[Extracted data entries]
******
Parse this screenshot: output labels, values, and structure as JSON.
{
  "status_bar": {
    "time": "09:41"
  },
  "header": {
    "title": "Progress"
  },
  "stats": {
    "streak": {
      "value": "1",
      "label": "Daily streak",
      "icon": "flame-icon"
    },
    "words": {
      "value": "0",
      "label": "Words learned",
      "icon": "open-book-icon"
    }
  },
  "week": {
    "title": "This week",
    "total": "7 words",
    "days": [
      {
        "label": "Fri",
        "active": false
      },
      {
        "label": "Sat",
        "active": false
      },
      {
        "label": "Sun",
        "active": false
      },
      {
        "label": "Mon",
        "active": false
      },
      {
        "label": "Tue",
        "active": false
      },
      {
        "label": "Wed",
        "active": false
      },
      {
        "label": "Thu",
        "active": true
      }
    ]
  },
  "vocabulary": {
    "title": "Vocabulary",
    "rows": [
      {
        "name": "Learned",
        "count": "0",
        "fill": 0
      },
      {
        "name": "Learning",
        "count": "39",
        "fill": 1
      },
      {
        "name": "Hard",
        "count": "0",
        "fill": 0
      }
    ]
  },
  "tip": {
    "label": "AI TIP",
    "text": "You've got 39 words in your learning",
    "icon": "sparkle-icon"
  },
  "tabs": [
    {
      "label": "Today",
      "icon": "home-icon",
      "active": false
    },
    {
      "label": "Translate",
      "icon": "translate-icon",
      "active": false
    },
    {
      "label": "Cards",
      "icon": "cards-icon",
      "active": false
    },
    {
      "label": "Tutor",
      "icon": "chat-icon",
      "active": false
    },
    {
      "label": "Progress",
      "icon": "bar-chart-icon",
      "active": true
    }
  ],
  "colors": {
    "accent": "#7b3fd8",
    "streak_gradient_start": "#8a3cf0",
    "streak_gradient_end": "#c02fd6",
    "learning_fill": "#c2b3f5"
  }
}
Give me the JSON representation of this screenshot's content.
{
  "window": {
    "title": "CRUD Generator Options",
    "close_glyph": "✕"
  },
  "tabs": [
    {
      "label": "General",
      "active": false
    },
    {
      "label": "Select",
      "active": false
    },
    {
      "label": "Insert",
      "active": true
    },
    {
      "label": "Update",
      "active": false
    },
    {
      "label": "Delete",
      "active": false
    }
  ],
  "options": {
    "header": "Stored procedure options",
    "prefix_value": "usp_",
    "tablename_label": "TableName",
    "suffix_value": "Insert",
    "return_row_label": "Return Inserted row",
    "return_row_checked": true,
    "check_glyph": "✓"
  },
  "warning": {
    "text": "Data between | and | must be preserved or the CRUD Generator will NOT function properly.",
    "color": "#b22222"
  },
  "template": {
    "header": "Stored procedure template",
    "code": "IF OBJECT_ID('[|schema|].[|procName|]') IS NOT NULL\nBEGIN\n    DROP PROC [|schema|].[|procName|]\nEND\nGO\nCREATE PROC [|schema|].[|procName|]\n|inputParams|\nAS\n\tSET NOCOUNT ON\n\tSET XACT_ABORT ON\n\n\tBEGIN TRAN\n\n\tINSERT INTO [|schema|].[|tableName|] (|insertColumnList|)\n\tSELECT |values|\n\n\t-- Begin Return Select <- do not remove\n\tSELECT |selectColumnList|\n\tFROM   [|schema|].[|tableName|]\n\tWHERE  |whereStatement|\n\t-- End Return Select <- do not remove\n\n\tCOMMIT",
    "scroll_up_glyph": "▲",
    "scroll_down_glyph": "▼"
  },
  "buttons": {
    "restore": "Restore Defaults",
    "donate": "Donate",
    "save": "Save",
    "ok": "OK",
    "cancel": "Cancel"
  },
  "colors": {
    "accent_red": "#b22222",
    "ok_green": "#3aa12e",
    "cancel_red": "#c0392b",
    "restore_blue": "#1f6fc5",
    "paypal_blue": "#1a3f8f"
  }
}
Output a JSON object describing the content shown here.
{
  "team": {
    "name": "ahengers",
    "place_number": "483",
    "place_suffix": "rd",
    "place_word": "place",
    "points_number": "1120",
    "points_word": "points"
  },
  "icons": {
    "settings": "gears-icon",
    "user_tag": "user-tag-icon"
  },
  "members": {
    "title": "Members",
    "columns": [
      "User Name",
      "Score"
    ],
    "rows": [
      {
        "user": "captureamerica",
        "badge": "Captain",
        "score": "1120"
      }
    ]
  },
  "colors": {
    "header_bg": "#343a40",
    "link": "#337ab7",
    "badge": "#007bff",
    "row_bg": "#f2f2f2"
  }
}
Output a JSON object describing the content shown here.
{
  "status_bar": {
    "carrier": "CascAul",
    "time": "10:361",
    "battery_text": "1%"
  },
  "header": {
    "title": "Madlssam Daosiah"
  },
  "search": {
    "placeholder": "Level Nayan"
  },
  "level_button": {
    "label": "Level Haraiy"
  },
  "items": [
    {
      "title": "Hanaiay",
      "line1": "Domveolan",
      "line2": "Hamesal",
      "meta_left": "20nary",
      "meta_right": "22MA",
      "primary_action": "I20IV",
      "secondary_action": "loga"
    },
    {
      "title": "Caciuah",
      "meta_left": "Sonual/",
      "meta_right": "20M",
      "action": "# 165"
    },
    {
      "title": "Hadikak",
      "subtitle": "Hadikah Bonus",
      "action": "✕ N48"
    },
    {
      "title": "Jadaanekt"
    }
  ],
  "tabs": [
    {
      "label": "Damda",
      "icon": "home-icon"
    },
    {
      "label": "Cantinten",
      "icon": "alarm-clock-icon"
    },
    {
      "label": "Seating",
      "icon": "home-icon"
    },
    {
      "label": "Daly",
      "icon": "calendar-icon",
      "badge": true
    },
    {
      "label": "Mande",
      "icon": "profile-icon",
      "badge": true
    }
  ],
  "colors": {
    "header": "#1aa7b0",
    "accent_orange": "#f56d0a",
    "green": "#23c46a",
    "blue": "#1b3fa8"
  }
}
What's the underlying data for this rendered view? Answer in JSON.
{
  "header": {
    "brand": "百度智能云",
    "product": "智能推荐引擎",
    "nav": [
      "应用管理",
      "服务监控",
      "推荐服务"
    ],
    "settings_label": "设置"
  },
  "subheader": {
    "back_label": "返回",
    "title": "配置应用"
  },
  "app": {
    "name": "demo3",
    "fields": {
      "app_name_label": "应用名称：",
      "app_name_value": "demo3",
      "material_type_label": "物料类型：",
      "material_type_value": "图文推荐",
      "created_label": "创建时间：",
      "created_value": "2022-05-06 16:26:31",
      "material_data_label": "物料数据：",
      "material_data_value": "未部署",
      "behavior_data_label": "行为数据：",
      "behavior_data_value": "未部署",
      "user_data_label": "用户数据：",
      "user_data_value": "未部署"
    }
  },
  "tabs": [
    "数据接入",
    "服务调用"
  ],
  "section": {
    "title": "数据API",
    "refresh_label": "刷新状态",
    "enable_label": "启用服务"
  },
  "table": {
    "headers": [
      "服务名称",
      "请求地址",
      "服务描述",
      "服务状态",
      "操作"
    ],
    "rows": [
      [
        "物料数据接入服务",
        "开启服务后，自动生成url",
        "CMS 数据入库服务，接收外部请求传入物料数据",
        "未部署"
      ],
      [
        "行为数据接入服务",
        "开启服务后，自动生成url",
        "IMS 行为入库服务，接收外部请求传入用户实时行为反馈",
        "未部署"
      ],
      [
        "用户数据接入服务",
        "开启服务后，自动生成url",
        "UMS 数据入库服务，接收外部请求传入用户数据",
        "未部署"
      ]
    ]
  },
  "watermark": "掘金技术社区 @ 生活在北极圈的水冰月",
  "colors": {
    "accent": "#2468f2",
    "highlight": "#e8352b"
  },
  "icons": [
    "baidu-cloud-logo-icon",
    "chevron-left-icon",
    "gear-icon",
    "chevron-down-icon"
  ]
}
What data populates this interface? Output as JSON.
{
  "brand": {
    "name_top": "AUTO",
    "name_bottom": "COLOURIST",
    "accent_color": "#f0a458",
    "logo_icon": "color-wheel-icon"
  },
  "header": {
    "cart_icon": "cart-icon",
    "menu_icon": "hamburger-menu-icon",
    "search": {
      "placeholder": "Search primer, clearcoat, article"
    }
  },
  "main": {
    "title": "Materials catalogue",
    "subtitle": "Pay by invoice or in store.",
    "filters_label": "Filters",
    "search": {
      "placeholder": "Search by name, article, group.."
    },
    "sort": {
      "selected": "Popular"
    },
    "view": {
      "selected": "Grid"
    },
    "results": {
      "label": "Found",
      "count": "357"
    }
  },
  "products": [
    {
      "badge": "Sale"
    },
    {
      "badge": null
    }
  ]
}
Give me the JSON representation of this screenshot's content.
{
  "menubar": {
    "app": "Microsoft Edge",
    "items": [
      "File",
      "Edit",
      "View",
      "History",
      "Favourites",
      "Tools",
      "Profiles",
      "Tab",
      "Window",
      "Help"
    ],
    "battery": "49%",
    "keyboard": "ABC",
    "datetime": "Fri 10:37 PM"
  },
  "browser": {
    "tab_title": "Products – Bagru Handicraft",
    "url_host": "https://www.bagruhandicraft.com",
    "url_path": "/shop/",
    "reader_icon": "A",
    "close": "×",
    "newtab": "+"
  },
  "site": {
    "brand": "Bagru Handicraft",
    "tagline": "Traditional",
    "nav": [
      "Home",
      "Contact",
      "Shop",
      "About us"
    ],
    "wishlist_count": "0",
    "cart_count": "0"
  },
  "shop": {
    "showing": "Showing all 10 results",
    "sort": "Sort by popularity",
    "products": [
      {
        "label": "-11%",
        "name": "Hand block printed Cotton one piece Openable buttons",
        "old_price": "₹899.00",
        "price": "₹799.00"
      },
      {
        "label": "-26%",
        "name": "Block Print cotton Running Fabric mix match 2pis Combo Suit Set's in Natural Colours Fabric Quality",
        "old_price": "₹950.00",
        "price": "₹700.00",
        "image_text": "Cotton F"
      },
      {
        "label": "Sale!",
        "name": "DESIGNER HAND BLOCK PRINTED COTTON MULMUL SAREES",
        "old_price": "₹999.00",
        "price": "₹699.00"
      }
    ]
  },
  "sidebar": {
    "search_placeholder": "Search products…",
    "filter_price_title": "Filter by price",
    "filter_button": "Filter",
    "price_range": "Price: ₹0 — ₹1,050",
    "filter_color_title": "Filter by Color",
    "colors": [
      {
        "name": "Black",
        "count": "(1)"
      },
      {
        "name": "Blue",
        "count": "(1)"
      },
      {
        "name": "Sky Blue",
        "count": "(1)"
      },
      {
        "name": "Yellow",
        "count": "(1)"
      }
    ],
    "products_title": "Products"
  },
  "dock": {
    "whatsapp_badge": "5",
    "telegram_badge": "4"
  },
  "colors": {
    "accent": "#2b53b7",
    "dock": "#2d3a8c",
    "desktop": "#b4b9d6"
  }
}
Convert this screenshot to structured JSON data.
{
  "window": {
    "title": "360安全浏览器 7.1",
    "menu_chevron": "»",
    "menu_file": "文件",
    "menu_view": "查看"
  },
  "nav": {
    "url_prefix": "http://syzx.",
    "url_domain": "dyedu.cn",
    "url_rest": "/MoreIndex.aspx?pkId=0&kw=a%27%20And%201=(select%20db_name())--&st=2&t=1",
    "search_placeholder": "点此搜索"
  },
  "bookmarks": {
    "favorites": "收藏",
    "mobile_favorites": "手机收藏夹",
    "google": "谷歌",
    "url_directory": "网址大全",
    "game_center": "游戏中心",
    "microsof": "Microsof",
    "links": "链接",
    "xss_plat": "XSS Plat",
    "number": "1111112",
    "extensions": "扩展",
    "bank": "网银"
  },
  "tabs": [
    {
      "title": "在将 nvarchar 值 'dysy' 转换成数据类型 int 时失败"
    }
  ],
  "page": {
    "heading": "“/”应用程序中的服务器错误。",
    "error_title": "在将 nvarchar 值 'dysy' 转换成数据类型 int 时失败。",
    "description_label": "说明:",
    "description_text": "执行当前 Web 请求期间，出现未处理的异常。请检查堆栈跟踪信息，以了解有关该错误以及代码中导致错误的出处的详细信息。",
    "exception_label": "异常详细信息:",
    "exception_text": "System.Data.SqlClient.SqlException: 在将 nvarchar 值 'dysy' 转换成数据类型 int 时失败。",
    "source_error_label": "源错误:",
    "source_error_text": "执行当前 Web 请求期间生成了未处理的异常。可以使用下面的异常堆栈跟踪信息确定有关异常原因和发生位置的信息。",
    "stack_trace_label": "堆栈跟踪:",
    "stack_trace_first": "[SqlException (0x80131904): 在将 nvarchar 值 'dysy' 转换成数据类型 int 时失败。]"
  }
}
******
## The request
Write out exactly the final stretch of the records: the line containing "Convert this screenshot" and every line after it, through the last, and nothing else.

## Answer in full
Convert this screenshot to structured JSON data.
{
  "window": {
    "title": "360安全浏览器 7.1",
    "menu_chevron": "»",
    "menu_file": "文件",
    "menu_view": "查看"
  },
  "nav": {
    "url_prefix": "http://syzx.",
    "url_domain": "dyedu.cn",
    "url_rest": "/MoreIndex.aspx?pkId=0&kw=a%27%20And%201=(select%20db_name())--&st=2&t=1",
    "search_placeholder": "点此搜索"
  },
  "bookmarks": {
    "favorites": "收藏",
    "mobile_favorites": "手机收藏夹",
    "google": "谷歌",
    "url_directory": "网址大全",
    "game_center": "游戏中心",
    "microsof": "Microsof",
    "links": "链接",
    "xss_plat": "XSS Plat",
    "number": "1111112",
    "extensions": "扩展",
    "bank": "网银"
  },
  "tabs": [
    {
      "title": "在将 nvarchar 值 'dysy' 转换成数据类型 int 时失败"
    }
  ],
  "page": {
    "heading": "“/”应用程序中的服务器错误。",
    "error_title": "在将 nvarchar 值 'dysy' 转换成数据类型 int 时失败。",
    "description_label": "说明:",
    "description_text": "执行当前 Web 请求期间，出现未处理的异常。请检查堆栈跟踪信息，以了解有关该错误以及代码中导致错误的出处的详细信息。",
    "exception_label": "异常详细信息:",
    "exception_text": "System.Data.SqlClient.SqlException: 在将 nvarchar 值 'dysy' 转换成数据类型 int 时失败。",
    "source_error_label": "源错误:",
    "source_error_text": "执行当前 Web 请求期间生成了未处理的异常。可以使用下面的异常堆栈跟踪信息确定有关异常原因和发生位置的信息。",
    "stack_trace_label": "堆栈跟踪:",
    "stack_trace_first": "[SqlException (0x80131904): 在将 nvarchar 值 'dysy' 转换成数据类型 int 时失败。]"
  }
}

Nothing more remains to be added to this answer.